* _Given task_:
Copy every record below exactly.

-- Task material start --

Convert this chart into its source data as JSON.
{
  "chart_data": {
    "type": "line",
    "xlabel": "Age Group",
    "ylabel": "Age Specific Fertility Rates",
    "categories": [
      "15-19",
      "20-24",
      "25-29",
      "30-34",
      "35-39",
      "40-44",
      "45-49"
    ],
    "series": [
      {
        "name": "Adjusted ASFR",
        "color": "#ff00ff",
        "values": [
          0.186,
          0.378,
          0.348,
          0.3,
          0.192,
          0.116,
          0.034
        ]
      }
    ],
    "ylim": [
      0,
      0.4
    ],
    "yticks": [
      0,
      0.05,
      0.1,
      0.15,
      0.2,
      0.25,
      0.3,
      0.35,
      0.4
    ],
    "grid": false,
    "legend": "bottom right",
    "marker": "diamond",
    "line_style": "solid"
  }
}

-- Task material end --

* _Task solution_:
Convert this chart into its source data as JSON.
{
  "chart_data": {
    "type": "line",
    "xlabel": "Age Group",
    "ylabel": "Age Specific Fertility Rates",
    "categories": [
      "15-19",
      "20-24",
      "25-29",
      "30-34",
      "35-39",
      "40-44",
      "45-49"
    ],
    "series": [
      {
        "name": "Adjusted ASFR",
        "color": "#ff00ff",
        "values": [
          0.186,
          0.378,
          0.348,
          0.3,
          0.192,
          0.116,
          0.034
        ]
      }
    ],
    "ylim": [
      0,
      0.4
    ],
    "yticks": [
      0,
      0.05,
      0.1,
      0.15,
      0.2,
      0.25,
      0.3,
      0.35,
      0.4
    ],
    "grid": false,
    "legend": "bottom right",
    "marker": "diamond",
    "line_style": "solid"
  }
}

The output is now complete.